Raw records:
● ● ● ● ●
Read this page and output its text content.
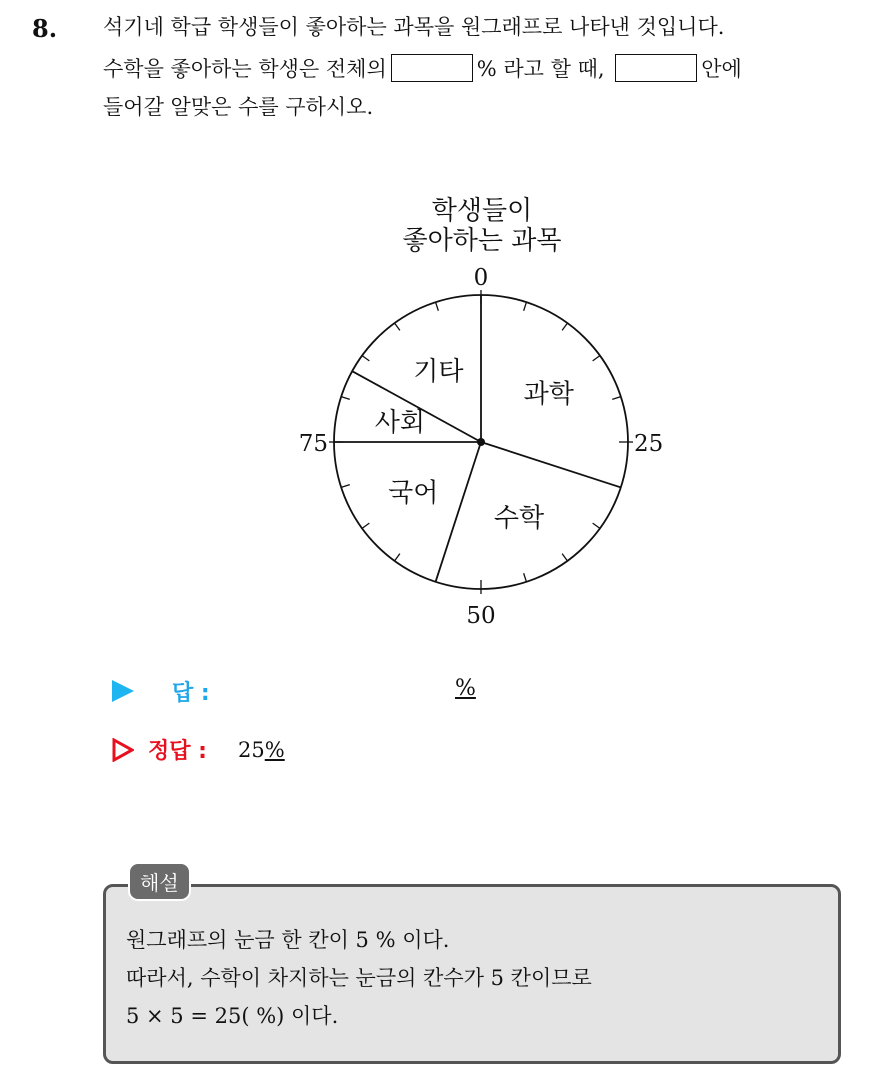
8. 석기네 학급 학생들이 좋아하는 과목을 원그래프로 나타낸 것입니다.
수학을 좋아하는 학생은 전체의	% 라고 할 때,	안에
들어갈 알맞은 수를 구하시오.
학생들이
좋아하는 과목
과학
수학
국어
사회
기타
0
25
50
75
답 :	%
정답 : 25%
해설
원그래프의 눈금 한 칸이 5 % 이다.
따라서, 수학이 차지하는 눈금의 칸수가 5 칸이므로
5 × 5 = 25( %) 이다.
● ● ● ● ●
Exercise objective: Take the entries shown above and quote them verbatim, passing over the pictures.

Written reply:
Read this page and output its text content.
8. 석기네 학급 학생들이 좋아하는 과목을 원그래프로 나타낸 것입니다.
수학을 좋아하는 학생은 전체의	% 라고 할 때,	안에
들어갈 알맞은 수를 구하시오.
학생들이
좋아하는 과목
과학
수학
국어
사회
기타
0
25
50
75
답 :	%
정답 : 25%
해설
원그래프의 눈금 한 칸이 5 % 이다.
따라서, 수학이 차지하는 눈금의 칸수가 5 칸이므로
5 × 5 = 25( %) 이다.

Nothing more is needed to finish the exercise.